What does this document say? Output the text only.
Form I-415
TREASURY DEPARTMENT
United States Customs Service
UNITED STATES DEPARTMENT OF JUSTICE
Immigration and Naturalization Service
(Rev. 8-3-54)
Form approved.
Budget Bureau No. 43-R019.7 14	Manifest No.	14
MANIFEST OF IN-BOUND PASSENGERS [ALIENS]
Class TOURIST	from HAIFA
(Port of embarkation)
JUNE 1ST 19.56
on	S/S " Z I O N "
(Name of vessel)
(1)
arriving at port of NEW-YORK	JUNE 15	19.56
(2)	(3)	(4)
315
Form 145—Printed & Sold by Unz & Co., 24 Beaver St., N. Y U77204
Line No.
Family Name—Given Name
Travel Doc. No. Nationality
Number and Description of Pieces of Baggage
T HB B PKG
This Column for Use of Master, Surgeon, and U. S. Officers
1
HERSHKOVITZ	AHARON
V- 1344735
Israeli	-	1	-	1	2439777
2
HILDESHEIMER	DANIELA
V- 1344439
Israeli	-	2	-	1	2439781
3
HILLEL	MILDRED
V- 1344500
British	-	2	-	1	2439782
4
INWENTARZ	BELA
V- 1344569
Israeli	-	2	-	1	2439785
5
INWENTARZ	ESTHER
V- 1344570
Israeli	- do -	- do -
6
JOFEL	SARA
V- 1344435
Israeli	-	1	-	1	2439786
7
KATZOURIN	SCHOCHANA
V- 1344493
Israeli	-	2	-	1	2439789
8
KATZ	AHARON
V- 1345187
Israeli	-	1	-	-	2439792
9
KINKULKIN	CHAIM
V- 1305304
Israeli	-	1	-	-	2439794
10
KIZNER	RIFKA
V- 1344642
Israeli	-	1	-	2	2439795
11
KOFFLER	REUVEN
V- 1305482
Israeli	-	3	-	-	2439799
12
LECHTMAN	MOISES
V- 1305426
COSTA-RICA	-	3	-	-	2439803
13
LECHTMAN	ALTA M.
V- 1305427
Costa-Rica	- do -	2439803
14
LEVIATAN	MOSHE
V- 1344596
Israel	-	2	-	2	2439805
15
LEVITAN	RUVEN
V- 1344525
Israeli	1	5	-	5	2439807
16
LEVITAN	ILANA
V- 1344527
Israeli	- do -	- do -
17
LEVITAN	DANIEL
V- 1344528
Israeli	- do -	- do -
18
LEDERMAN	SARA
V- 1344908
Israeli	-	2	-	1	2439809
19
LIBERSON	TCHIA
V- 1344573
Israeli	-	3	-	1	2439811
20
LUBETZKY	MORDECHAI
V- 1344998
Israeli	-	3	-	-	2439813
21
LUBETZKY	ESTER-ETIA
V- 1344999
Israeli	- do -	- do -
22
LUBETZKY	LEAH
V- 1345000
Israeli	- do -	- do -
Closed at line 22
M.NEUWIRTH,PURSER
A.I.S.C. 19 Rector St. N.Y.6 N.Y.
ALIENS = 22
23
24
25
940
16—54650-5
..........
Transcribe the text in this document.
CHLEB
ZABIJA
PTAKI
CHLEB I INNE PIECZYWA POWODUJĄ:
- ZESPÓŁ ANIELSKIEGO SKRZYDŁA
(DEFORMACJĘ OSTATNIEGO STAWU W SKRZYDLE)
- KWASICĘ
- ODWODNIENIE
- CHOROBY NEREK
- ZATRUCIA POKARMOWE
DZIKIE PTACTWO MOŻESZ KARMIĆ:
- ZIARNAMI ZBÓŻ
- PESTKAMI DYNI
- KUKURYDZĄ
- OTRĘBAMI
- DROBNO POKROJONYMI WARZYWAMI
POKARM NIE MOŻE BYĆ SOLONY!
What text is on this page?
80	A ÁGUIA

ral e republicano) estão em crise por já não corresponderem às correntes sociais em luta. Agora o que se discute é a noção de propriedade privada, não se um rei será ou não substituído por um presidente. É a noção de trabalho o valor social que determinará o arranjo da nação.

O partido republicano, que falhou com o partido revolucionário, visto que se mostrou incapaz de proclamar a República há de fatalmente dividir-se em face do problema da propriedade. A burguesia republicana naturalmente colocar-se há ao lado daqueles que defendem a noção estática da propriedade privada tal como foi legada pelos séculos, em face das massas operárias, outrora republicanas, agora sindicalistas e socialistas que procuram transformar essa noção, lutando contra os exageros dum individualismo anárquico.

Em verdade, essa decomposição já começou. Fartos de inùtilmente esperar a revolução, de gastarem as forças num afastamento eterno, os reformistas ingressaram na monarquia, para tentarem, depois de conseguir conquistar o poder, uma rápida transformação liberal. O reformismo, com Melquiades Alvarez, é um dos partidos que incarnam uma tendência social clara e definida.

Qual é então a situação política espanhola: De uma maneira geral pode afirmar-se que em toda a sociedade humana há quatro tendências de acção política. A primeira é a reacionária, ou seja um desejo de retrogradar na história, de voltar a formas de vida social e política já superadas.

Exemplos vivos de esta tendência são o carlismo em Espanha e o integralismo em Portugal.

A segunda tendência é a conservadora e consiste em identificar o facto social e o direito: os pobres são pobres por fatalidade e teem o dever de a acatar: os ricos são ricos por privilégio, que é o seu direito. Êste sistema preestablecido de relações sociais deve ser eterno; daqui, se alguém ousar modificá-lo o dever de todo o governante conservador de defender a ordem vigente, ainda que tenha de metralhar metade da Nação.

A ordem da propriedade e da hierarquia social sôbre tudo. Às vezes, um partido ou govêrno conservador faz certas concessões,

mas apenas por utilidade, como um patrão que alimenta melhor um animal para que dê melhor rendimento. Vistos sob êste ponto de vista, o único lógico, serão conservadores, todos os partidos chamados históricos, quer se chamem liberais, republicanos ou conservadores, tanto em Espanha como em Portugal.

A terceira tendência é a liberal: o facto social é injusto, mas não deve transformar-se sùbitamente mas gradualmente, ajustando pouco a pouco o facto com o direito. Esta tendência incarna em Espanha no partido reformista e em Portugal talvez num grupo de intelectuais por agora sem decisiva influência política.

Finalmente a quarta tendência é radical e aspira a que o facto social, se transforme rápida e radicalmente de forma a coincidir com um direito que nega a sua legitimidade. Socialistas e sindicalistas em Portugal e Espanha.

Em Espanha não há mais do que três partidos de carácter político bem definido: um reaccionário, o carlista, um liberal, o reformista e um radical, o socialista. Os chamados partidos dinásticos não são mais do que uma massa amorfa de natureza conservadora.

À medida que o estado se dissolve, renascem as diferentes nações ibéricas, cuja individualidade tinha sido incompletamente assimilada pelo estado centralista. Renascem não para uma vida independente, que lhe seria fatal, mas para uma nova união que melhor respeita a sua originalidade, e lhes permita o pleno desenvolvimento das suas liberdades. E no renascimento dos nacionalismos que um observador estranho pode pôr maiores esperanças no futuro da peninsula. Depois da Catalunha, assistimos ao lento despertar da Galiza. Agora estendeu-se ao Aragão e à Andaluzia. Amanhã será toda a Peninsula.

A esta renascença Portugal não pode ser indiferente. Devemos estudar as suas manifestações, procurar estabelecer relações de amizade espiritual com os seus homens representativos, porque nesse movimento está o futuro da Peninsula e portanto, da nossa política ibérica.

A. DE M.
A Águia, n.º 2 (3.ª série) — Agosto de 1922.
..........
*YOUR TASK*
Of the lines above, how many contain the string "document"? Only the number is required.

*SOLUTION TO THIS EXERCISE*
2